──────── Records supplied

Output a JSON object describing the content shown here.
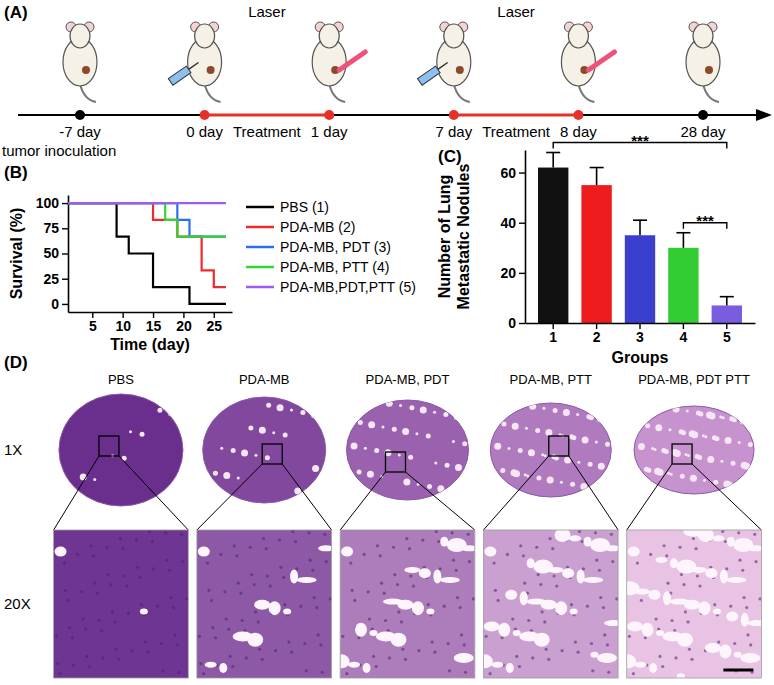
{
  "panel_labels": [
    "(A)",
    "(B)",
    "(C)",
    "(D)"
  ],
  "timeline": {
    "events": [
      "-7 day",
      "0 day",
      "1 day",
      "7 day",
      "8 day",
      "28 day"
    ],
    "phases": [
      {
        "start": "0 day",
        "end": "1 day",
        "label": "Treatment",
        "above": "Laser"
      },
      {
        "start": "7 day",
        "end": "8 day",
        "label": "Treatment",
        "above": "Laser"
      }
    ],
    "annotation": {
      "event": "-7 day",
      "text": "tumor inoculation"
    }
  },
  "chart_data": [
    {
      "type": "step",
      "x_label": "Time (day)",
      "y_label": "Survival (%)",
      "x": [
        1,
        9,
        11,
        15,
        17,
        19,
        21,
        23,
        25,
        27
      ],
      "series": [
        {
          "name": "PBS (1)",
          "color": "#000000",
          "values": [
            100,
            66.7,
            50,
            16.7,
            16.7,
            16.7,
            0,
            0,
            0,
            0
          ]
        },
        {
          "name": "PDA-MB (2)",
          "color": "#ee2b2b",
          "values": [
            100,
            100,
            100,
            83.3,
            83.3,
            66.7,
            66.7,
            33.3,
            16.7,
            16.7
          ]
        },
        {
          "name": "PDA-MB, PDT (3)",
          "color": "#2a6ef5",
          "values": [
            100,
            100,
            100,
            100,
            100,
            83.3,
            66.7,
            66.7,
            66.7,
            66.7
          ]
        },
        {
          "name": "PDA-MB, PTT (4)",
          "color": "#35d435",
          "values": [
            100,
            100,
            100,
            100,
            83.3,
            66.7,
            66.7,
            66.7,
            66.7,
            66.7
          ]
        },
        {
          "name": "PDA-MB,PDT,PTT (5)",
          "color": "#9d5cf2",
          "values": [
            100,
            100,
            100,
            100,
            100,
            100,
            100,
            100,
            100,
            100
          ]
        }
      ],
      "xlim": [
        1,
        28
      ],
      "ylim": [
        -8,
        108
      ],
      "xticks": [
        5,
        10,
        15,
        20,
        25
      ],
      "yticks": [
        0,
        25,
        50,
        75,
        100
      ],
      "legend": "right",
      "grid": false
    },
    {
      "type": "bar",
      "x_label": "Groups",
      "y_label": "Number of Lung\nMetastatic Nodules",
      "categories": [
        "1",
        "2",
        "3",
        "4",
        "5"
      ],
      "values": [
        62,
        55,
        35,
        30,
        7
      ],
      "errors": [
        6,
        7,
        6,
        6,
        3.5
      ],
      "colors": [
        "#111111",
        "#ee1c1c",
        "#3a3fd0",
        "#33cc33",
        "#7b5ce0"
      ],
      "ylim": [
        0,
        69
      ],
      "yticks": [
        0,
        20,
        40,
        60
      ],
      "annotations": [
        {
          "from": "1",
          "to": "5",
          "text": "***"
        },
        {
          "from": "4",
          "to": "5",
          "text": "***"
        }
      ],
      "grid": false
    }
  ],
  "histology": {
    "columns": [
      "PBS",
      "PDA-MB",
      "PDA-MB, PDT",
      "PDA-MB, PTT",
      "PDA-MB, PDT PTT"
    ],
    "rows": [
      "1X",
      "20X"
    ]
  }
}
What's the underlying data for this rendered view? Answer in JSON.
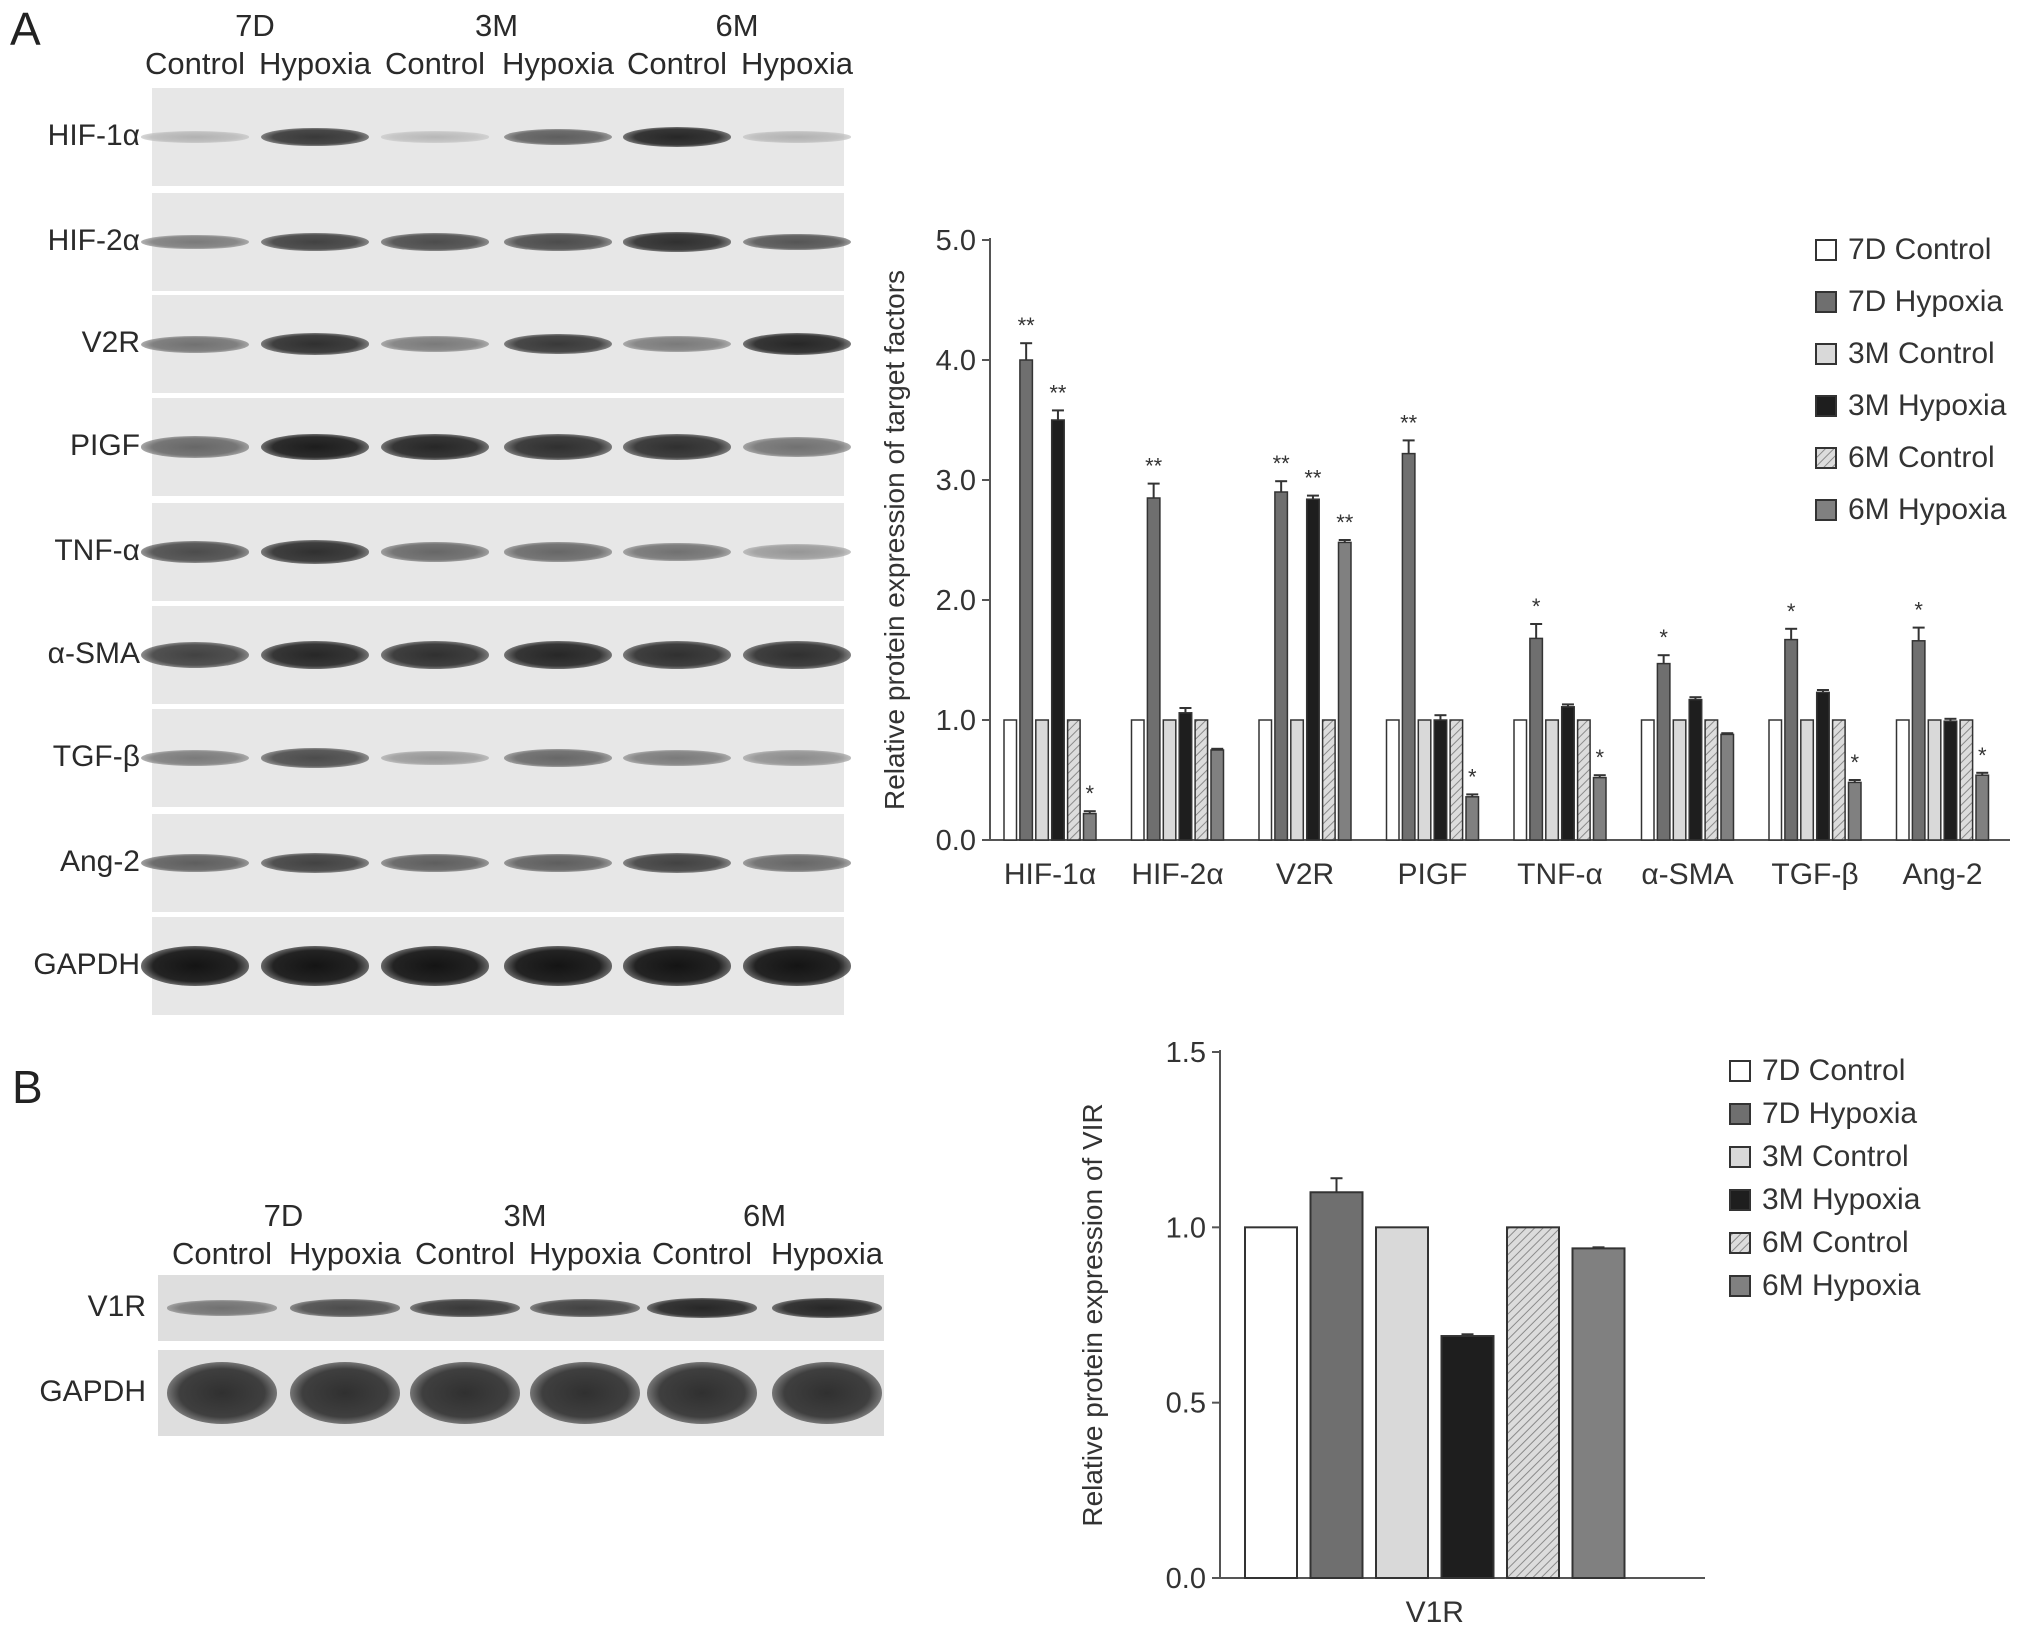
{
  "panel_a": {
    "letter": "A",
    "lane_groups": [
      "7D",
      "3M",
      "6M"
    ],
    "lanes": [
      "Control",
      "Hypoxia",
      "Control",
      "Hypoxia",
      "Control",
      "Hypoxia"
    ],
    "blots": [
      {
        "label": "HIF-1α",
        "intensity": [
          0.15,
          0.8,
          0.12,
          0.6,
          0.9,
          0.15
        ]
      },
      {
        "label": "HIF-2α",
        "intensity": [
          0.45,
          0.75,
          0.7,
          0.7,
          0.85,
          0.65
        ]
      },
      {
        "label": "V2R",
        "intensity": [
          0.5,
          0.85,
          0.45,
          0.8,
          0.45,
          0.9
        ]
      },
      {
        "label": "PIGF",
        "intensity": [
          0.55,
          0.95,
          0.9,
          0.85,
          0.85,
          0.5
        ]
      },
      {
        "label": "TNF-α",
        "intensity": [
          0.7,
          0.85,
          0.55,
          0.55,
          0.5,
          0.3
        ]
      },
      {
        "label": "α-SMA",
        "intensity": [
          0.75,
          0.9,
          0.85,
          0.9,
          0.85,
          0.85
        ]
      },
      {
        "label": "TGF-β",
        "intensity": [
          0.45,
          0.7,
          0.3,
          0.55,
          0.45,
          0.35
        ]
      },
      {
        "label": "Ang-2",
        "intensity": [
          0.6,
          0.75,
          0.6,
          0.6,
          0.75,
          0.55
        ]
      },
      {
        "label": "GAPDH",
        "intensity": [
          1,
          1,
          1,
          1,
          1,
          1
        ]
      }
    ]
  },
  "panel_b": {
    "letter": "B",
    "lane_groups": [
      "7D",
      "3M",
      "6M"
    ],
    "lanes": [
      "Control",
      "Hypoxia",
      "Control",
      "Hypoxia",
      "Control",
      "Hypoxia"
    ],
    "blots": [
      {
        "label": "V1R",
        "intensity": [
          0.5,
          0.7,
          0.8,
          0.75,
          0.9,
          0.9
        ]
      },
      {
        "label": "GAPDH",
        "intensity": [
          0.85,
          0.85,
          0.85,
          0.85,
          0.85,
          0.85
        ]
      }
    ]
  },
  "legend_series": [
    "7D Control",
    "7D Hypoxia",
    "3M Control",
    "3M Hypoxia",
    "6M Control",
    "6M Hypoxia"
  ],
  "colors": {
    "7D Control": "#ffffff",
    "7D Hypoxia": "#6f6f6f",
    "3M Control": "#d9d9d9",
    "3M Hypoxia": "#1e1e1e",
    "6M Control": "#c8c8c8",
    "6M Hypoxia": "#808080",
    "axis": "#555555"
  },
  "chart_data": [
    {
      "type": "bar",
      "ylabel": "Relative protein expression of target factors",
      "ylim": [
        0,
        5
      ],
      "yticks": [
        "0.0",
        "1.0",
        "2.0",
        "3.0",
        "4.0",
        "5.0"
      ],
      "categories": [
        "HIF-1α",
        "HIF-2α",
        "V2R",
        "PIGF",
        "TNF-α",
        "α-SMA",
        "TGF-β",
        "Ang-2"
      ],
      "legend_position": "right",
      "series": [
        {
          "name": "7D Control",
          "values": [
            1,
            1,
            1,
            1,
            1,
            1,
            1,
            1
          ],
          "errors": [
            0,
            0,
            0,
            0,
            0,
            0,
            0,
            0
          ],
          "marks": [
            "",
            "",
            "",
            "",
            "",
            "",
            "",
            ""
          ]
        },
        {
          "name": "7D Hypoxia",
          "values": [
            4.0,
            2.85,
            2.9,
            3.22,
            1.68,
            1.47,
            1.67,
            1.66
          ],
          "errors": [
            0.14,
            0.12,
            0.09,
            0.11,
            0.12,
            0.07,
            0.09,
            0.11
          ],
          "marks": [
            "**",
            "**",
            "**",
            "**",
            "*",
            "*",
            "*",
            "*"
          ]
        },
        {
          "name": "3M Control",
          "values": [
            1,
            1,
            1,
            1,
            1,
            1,
            1,
            1
          ],
          "errors": [
            0,
            0,
            0,
            0,
            0,
            0,
            0,
            0
          ],
          "marks": [
            "",
            "",
            "",
            "",
            "",
            "",
            "",
            ""
          ]
        },
        {
          "name": "3M Hypoxia",
          "values": [
            3.5,
            1.06,
            2.84,
            1.0,
            1.11,
            1.17,
            1.23,
            0.99
          ],
          "errors": [
            0.08,
            0.04,
            0.03,
            0.04,
            0.02,
            0.02,
            0.02,
            0.02
          ],
          "marks": [
            "**",
            "",
            "**",
            "",
            "",
            "",
            "",
            ""
          ]
        },
        {
          "name": "6M Control",
          "values": [
            1,
            1,
            1,
            1,
            1,
            1,
            1,
            1
          ],
          "errors": [
            0,
            0,
            0,
            0,
            0,
            0,
            0,
            0
          ],
          "marks": [
            "",
            "",
            "",
            "",
            "",
            "",
            "",
            ""
          ]
        },
        {
          "name": "6M Hypoxia",
          "values": [
            0.22,
            0.75,
            2.48,
            0.36,
            0.52,
            0.88,
            0.48,
            0.54
          ],
          "errors": [
            0.02,
            0.01,
            0.02,
            0.02,
            0.02,
            0.01,
            0.02,
            0.02
          ],
          "marks": [
            "*",
            "",
            "**",
            "*",
            "*",
            "",
            "*",
            "*"
          ]
        }
      ]
    },
    {
      "type": "bar",
      "ylabel": "Relative protein expression of VIR",
      "ylim": [
        0,
        1.5
      ],
      "yticks": [
        "0.0",
        "0.5",
        "1.0",
        "1.5"
      ],
      "categories": [
        "V1R"
      ],
      "legend_position": "right",
      "series": [
        {
          "name": "7D Control",
          "values": [
            1.0
          ],
          "errors": [
            0
          ]
        },
        {
          "name": "7D Hypoxia",
          "values": [
            1.1
          ],
          "errors": [
            0.04
          ]
        },
        {
          "name": "3M Control",
          "values": [
            1.0
          ],
          "errors": [
            0
          ]
        },
        {
          "name": "3M Hypoxia",
          "values": [
            0.69
          ],
          "errors": [
            0.005
          ]
        },
        {
          "name": "6M Control",
          "values": [
            1.0
          ],
          "errors": [
            0
          ]
        },
        {
          "name": "6M Hypoxia",
          "values": [
            0.94
          ],
          "errors": [
            0.003
          ]
        }
      ]
    }
  ]
}
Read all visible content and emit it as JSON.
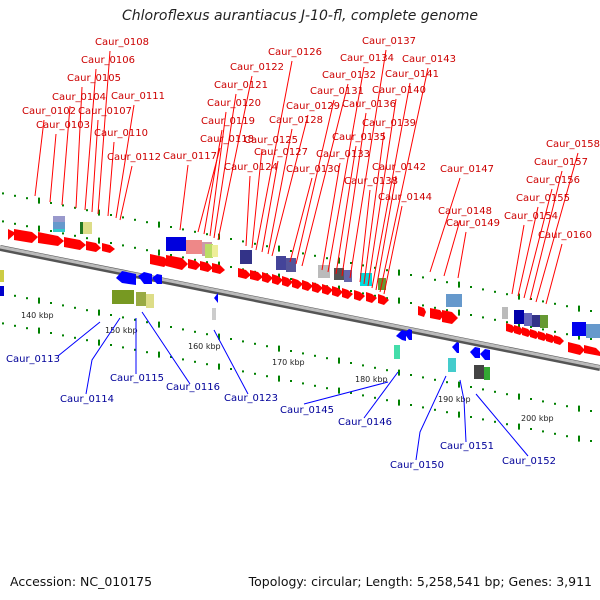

────────────────

What to work on: Isolate the lines above that contain the word "expression" and copy them.

Answer box:
      "ylabel": "Relative protein expression of target factors",
      "ylabel": "Relative protein expression of VIR",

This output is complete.